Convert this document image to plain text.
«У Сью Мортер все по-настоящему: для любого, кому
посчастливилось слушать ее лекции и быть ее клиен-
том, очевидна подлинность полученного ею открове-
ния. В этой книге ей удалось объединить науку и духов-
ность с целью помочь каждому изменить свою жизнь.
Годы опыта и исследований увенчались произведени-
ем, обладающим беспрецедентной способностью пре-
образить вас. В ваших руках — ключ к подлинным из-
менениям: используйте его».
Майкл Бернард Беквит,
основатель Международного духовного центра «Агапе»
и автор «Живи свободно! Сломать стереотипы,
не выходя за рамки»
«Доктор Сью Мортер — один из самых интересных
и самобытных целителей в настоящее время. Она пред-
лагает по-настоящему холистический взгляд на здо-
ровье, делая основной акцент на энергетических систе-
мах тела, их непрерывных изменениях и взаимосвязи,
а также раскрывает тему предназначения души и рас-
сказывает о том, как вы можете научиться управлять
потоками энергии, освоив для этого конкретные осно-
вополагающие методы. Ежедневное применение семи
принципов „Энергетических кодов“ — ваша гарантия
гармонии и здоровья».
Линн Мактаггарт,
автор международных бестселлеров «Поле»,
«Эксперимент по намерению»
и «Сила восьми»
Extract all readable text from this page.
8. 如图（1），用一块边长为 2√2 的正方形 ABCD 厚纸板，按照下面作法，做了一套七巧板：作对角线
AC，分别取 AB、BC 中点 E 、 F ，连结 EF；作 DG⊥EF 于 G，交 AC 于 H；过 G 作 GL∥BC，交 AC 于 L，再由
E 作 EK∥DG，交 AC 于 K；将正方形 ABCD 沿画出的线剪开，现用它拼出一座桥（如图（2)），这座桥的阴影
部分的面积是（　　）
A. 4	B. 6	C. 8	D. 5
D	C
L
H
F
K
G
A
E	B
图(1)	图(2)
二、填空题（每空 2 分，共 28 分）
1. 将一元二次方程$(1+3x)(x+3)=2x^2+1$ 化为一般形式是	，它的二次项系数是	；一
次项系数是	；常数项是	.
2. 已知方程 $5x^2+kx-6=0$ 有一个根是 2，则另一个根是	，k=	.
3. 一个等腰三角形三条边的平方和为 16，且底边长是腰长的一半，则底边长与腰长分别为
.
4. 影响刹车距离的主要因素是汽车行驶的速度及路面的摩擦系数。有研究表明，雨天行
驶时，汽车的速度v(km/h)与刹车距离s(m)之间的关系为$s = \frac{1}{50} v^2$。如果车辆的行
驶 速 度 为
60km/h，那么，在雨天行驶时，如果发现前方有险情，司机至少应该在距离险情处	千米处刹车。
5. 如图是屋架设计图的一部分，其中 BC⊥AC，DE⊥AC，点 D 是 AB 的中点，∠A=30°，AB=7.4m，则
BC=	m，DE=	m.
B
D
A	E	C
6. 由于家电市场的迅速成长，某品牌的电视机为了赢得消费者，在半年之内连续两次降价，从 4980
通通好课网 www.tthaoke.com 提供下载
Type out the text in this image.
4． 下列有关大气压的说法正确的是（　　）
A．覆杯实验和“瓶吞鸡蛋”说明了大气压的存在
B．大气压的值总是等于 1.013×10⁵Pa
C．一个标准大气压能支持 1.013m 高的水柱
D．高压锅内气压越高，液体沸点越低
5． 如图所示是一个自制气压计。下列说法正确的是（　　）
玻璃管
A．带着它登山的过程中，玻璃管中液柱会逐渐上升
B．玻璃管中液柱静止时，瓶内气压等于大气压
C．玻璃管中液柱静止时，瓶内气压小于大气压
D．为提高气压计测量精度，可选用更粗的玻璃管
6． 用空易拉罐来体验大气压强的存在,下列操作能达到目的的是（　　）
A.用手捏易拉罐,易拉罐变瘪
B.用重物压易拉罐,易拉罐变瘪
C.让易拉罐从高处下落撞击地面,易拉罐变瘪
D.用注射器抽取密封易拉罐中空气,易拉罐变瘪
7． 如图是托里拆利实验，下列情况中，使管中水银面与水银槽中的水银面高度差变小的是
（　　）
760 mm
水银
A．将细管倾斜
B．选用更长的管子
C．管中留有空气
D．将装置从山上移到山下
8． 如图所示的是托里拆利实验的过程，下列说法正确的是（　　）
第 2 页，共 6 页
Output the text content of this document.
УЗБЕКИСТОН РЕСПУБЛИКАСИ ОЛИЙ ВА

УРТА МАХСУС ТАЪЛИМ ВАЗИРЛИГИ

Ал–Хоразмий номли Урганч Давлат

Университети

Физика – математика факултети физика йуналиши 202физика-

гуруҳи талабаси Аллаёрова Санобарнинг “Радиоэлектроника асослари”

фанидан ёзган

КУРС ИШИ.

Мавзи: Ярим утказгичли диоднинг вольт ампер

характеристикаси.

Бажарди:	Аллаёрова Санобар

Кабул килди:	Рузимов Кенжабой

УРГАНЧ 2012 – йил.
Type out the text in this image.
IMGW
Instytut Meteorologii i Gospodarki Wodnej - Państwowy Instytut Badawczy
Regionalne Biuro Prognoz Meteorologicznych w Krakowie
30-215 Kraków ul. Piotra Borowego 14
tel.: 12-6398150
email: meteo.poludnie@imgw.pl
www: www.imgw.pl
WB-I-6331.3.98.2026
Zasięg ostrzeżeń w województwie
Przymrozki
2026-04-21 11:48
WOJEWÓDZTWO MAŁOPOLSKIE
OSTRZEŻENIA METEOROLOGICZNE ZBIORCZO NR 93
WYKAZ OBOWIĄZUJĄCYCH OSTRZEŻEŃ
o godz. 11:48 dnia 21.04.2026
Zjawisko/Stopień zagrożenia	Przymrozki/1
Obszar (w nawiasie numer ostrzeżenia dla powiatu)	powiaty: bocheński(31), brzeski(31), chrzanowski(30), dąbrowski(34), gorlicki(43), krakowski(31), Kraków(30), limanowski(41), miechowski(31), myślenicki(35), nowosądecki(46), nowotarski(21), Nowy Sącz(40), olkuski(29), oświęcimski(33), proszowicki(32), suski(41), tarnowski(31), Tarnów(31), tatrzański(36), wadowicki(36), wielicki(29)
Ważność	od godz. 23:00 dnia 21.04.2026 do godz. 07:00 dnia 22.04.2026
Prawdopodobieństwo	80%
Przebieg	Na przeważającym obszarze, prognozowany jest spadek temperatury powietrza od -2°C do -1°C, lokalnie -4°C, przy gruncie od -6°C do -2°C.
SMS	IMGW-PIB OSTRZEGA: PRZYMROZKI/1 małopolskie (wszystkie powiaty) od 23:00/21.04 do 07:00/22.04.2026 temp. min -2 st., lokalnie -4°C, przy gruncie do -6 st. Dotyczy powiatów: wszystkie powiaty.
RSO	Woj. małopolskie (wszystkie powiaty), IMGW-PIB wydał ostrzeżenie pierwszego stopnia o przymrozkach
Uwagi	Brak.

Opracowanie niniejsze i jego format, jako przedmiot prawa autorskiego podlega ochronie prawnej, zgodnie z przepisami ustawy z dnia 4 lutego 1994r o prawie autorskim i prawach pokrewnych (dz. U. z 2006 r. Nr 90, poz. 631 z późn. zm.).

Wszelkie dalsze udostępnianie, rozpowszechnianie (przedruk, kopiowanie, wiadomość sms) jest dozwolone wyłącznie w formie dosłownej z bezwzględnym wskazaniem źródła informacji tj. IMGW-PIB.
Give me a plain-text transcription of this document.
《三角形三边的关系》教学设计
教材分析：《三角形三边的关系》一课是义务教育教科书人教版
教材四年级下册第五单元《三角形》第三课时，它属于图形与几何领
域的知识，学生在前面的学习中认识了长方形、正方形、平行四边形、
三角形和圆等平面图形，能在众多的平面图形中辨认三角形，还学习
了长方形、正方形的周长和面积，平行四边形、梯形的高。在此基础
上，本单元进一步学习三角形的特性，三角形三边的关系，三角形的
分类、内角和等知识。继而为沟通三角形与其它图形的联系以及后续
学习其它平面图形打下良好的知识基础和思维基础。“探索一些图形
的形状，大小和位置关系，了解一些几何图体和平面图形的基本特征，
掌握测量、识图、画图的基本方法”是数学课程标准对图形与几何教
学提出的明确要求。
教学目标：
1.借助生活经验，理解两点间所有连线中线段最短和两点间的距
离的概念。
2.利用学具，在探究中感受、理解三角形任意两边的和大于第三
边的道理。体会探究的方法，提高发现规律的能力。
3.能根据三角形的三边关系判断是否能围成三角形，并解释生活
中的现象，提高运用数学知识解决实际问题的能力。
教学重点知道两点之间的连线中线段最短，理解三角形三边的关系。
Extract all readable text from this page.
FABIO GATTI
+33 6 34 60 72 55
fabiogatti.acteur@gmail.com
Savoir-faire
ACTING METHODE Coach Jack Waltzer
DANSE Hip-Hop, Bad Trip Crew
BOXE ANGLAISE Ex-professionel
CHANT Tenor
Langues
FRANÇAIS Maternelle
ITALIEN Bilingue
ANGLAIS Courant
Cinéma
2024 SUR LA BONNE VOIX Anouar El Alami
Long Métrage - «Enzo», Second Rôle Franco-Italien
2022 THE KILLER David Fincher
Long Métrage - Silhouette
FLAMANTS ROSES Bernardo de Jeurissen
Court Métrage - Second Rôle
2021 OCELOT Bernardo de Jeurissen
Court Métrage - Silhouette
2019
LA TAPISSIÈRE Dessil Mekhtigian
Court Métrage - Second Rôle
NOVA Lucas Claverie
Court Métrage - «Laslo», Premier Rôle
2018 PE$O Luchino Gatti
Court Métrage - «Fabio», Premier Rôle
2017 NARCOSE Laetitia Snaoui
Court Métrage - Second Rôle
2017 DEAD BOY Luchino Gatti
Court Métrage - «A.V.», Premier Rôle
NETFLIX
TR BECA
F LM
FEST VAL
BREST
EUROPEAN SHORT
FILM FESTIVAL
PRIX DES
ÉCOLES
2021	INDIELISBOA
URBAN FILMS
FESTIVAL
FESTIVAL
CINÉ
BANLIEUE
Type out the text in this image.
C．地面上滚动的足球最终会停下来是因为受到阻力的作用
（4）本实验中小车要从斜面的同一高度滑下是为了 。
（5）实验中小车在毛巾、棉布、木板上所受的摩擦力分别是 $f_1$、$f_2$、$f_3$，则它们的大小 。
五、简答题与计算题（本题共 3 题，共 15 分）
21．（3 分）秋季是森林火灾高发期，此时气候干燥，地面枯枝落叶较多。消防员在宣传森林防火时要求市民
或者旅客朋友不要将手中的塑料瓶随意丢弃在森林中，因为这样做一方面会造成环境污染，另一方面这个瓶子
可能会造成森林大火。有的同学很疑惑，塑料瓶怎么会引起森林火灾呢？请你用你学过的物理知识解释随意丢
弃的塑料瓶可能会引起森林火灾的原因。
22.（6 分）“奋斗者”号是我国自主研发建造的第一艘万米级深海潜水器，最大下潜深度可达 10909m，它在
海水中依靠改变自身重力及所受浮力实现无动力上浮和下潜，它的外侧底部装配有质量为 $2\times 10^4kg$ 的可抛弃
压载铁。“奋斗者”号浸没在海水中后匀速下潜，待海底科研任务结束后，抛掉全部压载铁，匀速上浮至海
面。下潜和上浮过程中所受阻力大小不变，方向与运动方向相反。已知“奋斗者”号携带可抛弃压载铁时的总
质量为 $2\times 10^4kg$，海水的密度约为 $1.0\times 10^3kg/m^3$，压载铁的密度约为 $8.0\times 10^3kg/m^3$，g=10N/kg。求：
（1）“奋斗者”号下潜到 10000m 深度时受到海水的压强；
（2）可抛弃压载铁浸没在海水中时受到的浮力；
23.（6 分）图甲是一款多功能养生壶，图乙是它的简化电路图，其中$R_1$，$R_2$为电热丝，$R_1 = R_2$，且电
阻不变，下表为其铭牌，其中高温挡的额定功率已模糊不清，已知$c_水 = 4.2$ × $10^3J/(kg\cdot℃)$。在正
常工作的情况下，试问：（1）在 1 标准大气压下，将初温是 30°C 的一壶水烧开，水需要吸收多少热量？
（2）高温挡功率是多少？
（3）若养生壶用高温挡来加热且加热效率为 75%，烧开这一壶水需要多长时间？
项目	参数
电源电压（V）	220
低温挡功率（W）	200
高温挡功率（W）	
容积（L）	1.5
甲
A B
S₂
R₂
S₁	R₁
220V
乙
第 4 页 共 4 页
----------
* _Problem to solve_: Copy every line above in which the string "Court" shows up.

* _Output_:
Court Métrage - Second Rôle
Court Métrage - Silhouette
Court Métrage - Second Rôle
Court Métrage - «Laslo», Premier Rôle
Court Métrage - «Fabio», Premier Rôle
Court Métrage - Second Rôle
Court Métrage - «A.V.», Premier Rôle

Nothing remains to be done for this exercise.